### Aim
Of the lines in the listing below, how many hold "Delay"? Answer with the number only.

━━━━━ Input

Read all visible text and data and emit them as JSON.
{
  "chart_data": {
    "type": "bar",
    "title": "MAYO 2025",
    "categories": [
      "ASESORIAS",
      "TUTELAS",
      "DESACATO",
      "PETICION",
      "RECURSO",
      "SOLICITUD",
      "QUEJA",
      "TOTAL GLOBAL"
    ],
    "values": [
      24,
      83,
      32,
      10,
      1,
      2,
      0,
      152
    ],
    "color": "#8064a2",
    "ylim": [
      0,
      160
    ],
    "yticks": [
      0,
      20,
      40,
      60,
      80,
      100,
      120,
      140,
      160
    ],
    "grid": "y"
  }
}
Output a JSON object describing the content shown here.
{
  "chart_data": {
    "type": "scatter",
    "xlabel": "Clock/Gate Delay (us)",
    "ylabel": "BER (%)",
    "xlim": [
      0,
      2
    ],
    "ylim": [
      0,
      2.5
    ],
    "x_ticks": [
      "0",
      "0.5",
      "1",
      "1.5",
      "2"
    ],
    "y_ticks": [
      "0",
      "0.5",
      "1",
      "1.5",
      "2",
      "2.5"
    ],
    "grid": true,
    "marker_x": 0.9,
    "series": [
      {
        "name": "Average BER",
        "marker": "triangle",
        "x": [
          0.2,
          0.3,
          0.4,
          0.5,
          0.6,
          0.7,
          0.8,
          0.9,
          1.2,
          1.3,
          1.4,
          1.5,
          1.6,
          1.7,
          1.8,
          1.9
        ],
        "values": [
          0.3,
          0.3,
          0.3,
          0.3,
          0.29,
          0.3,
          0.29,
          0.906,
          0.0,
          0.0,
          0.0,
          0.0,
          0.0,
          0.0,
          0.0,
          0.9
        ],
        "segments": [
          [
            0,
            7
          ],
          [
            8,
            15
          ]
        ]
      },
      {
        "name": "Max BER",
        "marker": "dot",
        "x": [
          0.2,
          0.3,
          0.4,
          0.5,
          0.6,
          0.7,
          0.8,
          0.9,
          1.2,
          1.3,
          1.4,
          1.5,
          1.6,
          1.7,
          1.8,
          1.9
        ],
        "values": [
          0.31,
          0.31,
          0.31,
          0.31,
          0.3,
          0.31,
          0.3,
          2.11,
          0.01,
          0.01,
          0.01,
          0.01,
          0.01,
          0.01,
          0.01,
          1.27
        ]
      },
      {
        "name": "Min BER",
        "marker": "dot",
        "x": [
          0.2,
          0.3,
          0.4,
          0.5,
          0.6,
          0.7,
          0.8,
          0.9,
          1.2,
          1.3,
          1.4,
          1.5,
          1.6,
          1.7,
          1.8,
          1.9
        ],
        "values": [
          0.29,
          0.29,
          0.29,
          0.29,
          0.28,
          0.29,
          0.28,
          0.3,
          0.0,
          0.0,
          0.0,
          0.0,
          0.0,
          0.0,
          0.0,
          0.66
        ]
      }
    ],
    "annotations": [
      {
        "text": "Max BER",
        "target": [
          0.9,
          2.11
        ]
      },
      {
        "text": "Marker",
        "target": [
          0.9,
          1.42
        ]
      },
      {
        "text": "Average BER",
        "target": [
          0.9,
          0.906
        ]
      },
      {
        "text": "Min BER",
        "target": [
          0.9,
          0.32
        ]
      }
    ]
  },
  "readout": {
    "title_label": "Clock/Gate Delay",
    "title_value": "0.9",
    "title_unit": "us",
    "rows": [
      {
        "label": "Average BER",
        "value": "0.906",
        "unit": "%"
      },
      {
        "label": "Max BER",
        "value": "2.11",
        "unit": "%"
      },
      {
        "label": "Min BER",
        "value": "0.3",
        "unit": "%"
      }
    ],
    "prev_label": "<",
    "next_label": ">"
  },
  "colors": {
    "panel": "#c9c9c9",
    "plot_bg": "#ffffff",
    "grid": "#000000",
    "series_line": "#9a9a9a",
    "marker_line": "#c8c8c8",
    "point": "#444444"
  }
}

━━━━━━━━━━

### Worked answer
2